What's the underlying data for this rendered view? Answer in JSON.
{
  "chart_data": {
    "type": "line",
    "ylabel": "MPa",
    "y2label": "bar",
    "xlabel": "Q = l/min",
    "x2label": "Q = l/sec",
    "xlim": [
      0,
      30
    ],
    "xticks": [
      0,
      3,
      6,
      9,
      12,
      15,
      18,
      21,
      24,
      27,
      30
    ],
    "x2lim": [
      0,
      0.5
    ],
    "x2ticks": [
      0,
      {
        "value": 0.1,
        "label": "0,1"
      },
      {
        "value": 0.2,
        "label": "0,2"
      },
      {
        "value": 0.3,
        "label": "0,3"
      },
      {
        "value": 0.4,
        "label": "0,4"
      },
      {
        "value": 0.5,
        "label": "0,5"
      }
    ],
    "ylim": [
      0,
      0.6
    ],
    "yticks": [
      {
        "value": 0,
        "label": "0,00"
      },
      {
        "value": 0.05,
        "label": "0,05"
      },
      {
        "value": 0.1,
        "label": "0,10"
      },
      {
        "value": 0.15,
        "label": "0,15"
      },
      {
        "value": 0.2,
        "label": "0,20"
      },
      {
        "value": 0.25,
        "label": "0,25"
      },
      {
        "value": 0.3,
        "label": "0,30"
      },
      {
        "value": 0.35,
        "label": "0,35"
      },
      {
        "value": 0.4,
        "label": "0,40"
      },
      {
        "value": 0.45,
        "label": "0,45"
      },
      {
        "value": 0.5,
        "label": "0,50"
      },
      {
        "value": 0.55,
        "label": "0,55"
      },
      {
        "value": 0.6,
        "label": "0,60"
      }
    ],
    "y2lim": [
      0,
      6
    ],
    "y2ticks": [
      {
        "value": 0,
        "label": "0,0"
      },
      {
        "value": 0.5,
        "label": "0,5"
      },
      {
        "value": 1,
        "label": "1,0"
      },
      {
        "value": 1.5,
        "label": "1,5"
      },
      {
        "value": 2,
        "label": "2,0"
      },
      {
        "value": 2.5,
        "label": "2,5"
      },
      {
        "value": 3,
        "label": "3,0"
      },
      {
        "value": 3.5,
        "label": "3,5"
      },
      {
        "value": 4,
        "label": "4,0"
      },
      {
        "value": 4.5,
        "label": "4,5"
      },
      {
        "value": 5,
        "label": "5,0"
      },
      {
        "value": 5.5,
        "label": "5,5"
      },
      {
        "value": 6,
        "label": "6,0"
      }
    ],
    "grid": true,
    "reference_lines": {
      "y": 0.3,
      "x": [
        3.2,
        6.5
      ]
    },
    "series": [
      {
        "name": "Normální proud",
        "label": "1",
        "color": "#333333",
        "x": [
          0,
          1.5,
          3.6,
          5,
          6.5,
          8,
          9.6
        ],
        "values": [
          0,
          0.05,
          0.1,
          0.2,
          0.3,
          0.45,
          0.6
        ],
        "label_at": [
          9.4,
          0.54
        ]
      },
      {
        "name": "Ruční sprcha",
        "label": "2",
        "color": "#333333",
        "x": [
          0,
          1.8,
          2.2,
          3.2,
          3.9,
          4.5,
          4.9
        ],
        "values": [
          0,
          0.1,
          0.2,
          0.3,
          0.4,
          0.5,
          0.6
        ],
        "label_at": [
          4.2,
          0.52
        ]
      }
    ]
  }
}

===============

== TASK GOAL ==
Repeat all of the entries exactly.

== EXERCISE ANSWER ==
What's the underlying data for this rendered view? Answer in JSON.
{
  "chart_data": {
    "type": "line",
    "ylabel": "MPa",
    "y2label": "bar",
    "xlabel": "Q = l/min",
    "x2label": "Q = l/sec",
    "xlim": [
      0,
      30
    ],
    "xticks": [
      0,
      3,
      6,
      9,
      12,
      15,
      18,
      21,
      24,
      27,
      30
    ],
    "x2lim": [
      0,
      0.5
    ],
    "x2ticks": [
      0,
      {
        "value": 0.1,
        "label": "0,1"
      },
      {
        "value": 0.2,
        "label": "0,2"
      },
      {
        "value": 0.3,
        "label": "0,3"
      },
      {
        "value": 0.4,
        "label": "0,4"
      },
      {
        "value": 0.5,
        "label": "0,5"
      }
    ],
    "ylim": [
      0,
      0.6
    ],
    "yticks": [
      {
        "value": 0,
        "label": "0,00"
      },
      {
        "value": 0.05,
        "label": "0,05"
      },
      {
        "value": 0.1,
        "label": "0,10"
      },
      {
        "value": 0.15,
        "label": "0,15"
      },
      {
        "value": 0.2,
        "label": "0,20"
      },
      {
        "value": 0.25,
        "label": "0,25"
      },
      {
        "value": 0.3,
        "label": "0,30"
      },
      {
        "value": 0.35,
        "label": "0,35"
      },
      {
        "value": 0.4,
        "label": "0,40"
      },
      {
        "value": 0.45,
        "label": "0,45"
      },
      {
        "value": 0.5,
        "label": "0,50"
      },
      {
        "value": 0.55,
        "label": "0,55"
      },
      {
        "value": 0.6,
        "label": "0,60"
      }
    ],
    "y2lim": [
      0,
      6
    ],
    "y2ticks": [
      {
        "value": 0,
        "label": "0,0"
      },
      {
        "value": 0.5,
        "label": "0,5"
      },
      {
        "value": 1,
        "label": "1,0"
      },
      {
        "value": 1.5,
        "label": "1,5"
      },
      {
        "value": 2,
        "label": "2,0"
      },
      {
        "value": 2.5,
        "label": "2,5"
      },
      {
        "value": 3,
        "label": "3,0"
      },
      {
        "value": 3.5,
        "label": "3,5"
      },
      {
        "value": 4,
        "label": "4,0"
      },
      {
        "value": 4.5,
        "label": "4,5"
      },
      {
        "value": 5,
        "label": "5,0"
      },
      {
        "value": 5.5,
        "label": "5,5"
      },
      {
        "value": 6,
        "label": "6,0"
      }
    ],
    "grid": true,
    "reference_lines": {
      "y": 0.3,
      "x": [
        3.2,
        6.5
      ]
    },
    "series": [
      {
        "name": "Normální proud",
        "label": "1",
        "color": "#333333",
        "x": [
          0,
          1.5,
          3.6,
          5,
          6.5,
          8,
          9.6
        ],
        "values": [
          0,
          0.05,
          0.1,
          0.2,
          0.3,
          0.45,
          0.6
        ],
        "label_at": [
          9.4,
          0.54
        ]
      },
      {
        "name": "Ruční sprcha",
        "label": "2",
        "color": "#333333",
        "x": [
          0,
          1.8,
          2.2,
          3.2,
          3.9,
          4.5,
          4.9
        ],
        "values": [
          0,
          0.1,
          0.2,
          0.3,
          0.4,
          0.5,
          0.6
        ],
        "label_at": [
          4.2,
          0.52
        ]
      }
    ]
  }
}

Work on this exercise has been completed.